-- Start STORED DATA --
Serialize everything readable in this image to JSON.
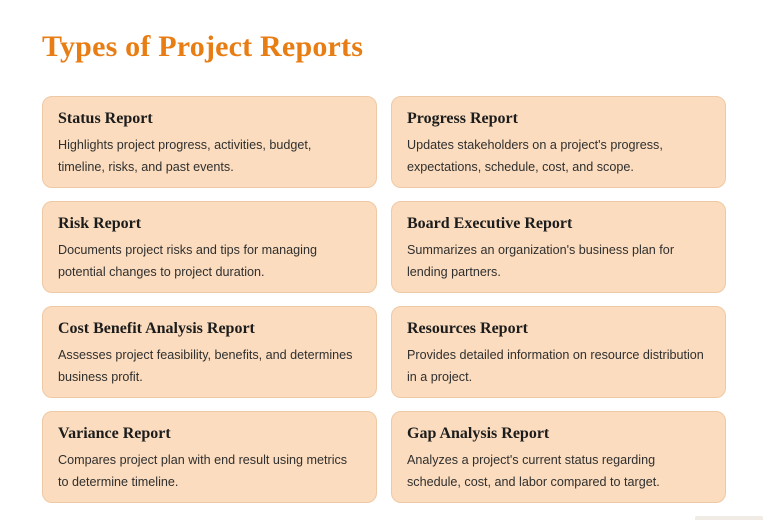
{
  "page": {
    "title": "Types of Project Reports"
  },
  "colors": {
    "accent_orange": "#E87D14",
    "card_background": "#FBDCBE",
    "card_border": "#EEC9A5",
    "card_title_text": "#1C1C1C",
    "card_body_text": "#2F2F2F",
    "page_background": "#FFFFFF"
  },
  "cards": [
    {
      "title": "Status Report",
      "description": "Highlights project progress, activities, budget, timeline, risks, and past events."
    },
    {
      "title": "Progress Report",
      "description": "Updates stakeholders on a project's progress, expectations, schedule, cost, and scope."
    },
    {
      "title": "Risk Report",
      "description": "Documents project risks and tips for managing potential changes to project duration."
    },
    {
      "title": "Board Executive Report",
      "description": "Summarizes an organization's business plan for lending partners."
    },
    {
      "title": "Cost Benefit Analysis Report",
      "description": "Assesses project feasibility, benefits, and determines business profit."
    },
    {
      "title": "Resources Report",
      "description": "Provides detailed information on resource distribution in a project."
    },
    {
      "title": "Variance Report",
      "description": "Compares project plan with end result using metrics to determine timeline."
    },
    {
      "title": "Gap Analysis Report",
      "description": "Analyzes a project's current status regarding schedule, cost, and labor compared to target."
    }
  ]
}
-- End STORED DATA --
▶ WRITTEN TASK: Gather from the entries above all lines that include the string "risks".

▶ FULL RESPONSE:
      "description": "Highlights project progress, activities, budget, timeline, risks, and past events."
      "description": "Documents project risks and tips for managing potential changes to project duration."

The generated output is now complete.